start Material

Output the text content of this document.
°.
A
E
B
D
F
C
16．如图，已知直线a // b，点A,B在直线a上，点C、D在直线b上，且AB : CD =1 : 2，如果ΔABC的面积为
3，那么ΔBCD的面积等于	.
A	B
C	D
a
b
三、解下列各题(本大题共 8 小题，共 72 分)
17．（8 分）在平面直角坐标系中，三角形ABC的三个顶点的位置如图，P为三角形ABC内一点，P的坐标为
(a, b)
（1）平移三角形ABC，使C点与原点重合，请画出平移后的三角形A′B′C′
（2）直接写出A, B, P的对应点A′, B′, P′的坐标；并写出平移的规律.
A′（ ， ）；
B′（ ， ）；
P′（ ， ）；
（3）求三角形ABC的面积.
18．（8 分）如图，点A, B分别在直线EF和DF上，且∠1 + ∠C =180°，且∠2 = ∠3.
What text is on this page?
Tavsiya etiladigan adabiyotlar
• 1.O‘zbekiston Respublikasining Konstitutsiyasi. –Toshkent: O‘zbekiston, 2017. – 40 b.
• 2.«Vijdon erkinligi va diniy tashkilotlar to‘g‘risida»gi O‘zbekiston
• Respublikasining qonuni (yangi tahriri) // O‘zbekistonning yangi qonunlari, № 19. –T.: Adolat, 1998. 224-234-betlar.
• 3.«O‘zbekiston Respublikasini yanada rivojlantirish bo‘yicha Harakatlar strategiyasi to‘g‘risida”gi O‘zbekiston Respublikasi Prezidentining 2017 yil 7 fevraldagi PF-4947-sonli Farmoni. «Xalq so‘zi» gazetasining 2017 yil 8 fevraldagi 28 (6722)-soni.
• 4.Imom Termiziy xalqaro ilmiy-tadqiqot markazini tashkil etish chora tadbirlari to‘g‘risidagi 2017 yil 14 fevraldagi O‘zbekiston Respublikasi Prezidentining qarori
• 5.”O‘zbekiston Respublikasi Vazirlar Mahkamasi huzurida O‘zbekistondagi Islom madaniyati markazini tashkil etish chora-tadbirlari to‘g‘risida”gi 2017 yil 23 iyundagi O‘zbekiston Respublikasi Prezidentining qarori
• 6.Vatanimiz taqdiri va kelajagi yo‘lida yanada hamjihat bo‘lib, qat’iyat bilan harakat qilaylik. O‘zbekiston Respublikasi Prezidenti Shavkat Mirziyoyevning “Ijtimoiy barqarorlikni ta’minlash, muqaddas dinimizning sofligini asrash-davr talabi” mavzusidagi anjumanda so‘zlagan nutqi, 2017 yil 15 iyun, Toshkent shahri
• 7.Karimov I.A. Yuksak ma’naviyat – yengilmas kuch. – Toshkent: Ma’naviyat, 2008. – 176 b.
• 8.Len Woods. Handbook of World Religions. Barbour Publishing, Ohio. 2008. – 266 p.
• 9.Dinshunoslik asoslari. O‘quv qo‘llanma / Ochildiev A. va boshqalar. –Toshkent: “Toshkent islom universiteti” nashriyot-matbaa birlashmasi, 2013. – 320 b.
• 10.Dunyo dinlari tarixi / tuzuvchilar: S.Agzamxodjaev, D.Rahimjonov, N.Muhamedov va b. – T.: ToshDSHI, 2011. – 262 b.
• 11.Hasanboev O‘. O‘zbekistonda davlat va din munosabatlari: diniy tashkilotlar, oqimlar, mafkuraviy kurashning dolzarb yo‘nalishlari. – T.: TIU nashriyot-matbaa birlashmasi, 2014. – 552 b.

end Material

== Set task ==
Copy out all lines above that include the string "Respublikasining".

== Solution ==
• 1.O‘zbekiston Respublikasining Konstitutsiyasi. –Toshkent: O‘zbekiston, 2017. – 40 b.
• Respublikasining qonuni (yangi tahriri) // O‘zbekistonning yangi qonunlari, № 19. –T.: Adolat, 1998. 224-234-betlar.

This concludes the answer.